What is expected:
Count how many lines contain "rate" and reply with that number only.

Material to process:
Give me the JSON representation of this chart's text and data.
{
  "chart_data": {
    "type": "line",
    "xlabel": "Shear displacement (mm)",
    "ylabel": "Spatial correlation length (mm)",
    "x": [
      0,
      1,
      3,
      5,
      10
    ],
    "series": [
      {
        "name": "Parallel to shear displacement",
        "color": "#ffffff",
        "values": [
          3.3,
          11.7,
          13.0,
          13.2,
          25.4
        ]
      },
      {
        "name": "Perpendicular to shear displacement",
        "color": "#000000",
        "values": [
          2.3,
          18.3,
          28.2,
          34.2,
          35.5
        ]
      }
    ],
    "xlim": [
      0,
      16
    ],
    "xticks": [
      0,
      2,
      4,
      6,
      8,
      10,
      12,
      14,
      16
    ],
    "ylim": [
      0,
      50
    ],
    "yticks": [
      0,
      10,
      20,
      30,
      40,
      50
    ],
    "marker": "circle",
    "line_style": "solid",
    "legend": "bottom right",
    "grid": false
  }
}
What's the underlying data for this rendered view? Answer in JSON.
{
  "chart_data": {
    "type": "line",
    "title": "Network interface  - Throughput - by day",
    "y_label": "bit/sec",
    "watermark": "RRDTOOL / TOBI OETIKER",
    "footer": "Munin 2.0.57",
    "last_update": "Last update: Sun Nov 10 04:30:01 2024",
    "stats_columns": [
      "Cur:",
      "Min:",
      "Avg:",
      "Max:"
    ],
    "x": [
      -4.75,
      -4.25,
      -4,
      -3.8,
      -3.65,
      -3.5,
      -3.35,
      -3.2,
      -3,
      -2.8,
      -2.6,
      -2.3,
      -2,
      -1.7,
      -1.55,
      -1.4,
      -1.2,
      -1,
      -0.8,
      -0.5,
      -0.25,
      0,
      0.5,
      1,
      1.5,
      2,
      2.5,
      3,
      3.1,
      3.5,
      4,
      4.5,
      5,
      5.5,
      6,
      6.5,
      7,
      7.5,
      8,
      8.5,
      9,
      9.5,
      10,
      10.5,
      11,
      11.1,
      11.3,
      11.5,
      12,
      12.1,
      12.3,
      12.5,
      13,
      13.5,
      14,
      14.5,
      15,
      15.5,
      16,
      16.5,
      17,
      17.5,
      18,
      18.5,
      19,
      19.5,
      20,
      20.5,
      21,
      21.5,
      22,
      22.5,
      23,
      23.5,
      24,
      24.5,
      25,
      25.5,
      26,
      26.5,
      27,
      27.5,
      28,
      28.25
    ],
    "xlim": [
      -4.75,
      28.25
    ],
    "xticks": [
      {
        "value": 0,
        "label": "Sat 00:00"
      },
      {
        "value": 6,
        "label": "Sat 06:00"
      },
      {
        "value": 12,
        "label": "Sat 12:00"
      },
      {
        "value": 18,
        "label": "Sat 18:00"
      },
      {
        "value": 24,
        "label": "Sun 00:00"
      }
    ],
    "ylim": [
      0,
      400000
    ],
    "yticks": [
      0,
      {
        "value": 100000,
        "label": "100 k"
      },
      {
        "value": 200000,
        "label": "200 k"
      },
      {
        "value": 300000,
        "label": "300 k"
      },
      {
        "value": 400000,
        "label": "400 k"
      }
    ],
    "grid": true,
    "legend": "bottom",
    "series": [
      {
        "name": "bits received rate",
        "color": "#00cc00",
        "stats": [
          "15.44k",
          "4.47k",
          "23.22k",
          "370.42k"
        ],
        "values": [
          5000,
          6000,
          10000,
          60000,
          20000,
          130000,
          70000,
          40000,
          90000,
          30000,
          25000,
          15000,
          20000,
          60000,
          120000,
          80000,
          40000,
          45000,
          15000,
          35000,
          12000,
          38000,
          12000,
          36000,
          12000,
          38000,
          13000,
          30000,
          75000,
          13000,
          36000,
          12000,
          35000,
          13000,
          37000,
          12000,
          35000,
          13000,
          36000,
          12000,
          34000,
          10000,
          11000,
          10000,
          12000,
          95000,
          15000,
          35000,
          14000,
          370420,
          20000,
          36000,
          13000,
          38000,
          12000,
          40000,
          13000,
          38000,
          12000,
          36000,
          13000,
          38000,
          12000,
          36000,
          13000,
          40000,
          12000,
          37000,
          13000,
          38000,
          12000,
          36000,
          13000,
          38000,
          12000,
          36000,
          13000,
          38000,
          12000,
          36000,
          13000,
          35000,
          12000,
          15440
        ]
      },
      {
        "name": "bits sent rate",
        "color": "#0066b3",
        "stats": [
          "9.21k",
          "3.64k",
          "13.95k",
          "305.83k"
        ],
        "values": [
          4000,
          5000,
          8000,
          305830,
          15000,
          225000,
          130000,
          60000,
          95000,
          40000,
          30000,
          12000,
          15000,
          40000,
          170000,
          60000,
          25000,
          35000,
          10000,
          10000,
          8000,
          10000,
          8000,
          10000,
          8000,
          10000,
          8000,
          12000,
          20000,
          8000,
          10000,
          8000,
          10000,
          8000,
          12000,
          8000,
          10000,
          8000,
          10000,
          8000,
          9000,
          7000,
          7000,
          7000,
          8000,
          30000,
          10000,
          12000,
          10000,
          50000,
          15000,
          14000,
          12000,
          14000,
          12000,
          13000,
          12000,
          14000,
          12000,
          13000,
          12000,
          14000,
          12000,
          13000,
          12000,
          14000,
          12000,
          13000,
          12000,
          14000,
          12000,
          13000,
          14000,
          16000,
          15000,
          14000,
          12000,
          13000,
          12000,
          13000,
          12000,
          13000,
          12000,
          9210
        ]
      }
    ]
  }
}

Response to this task:
2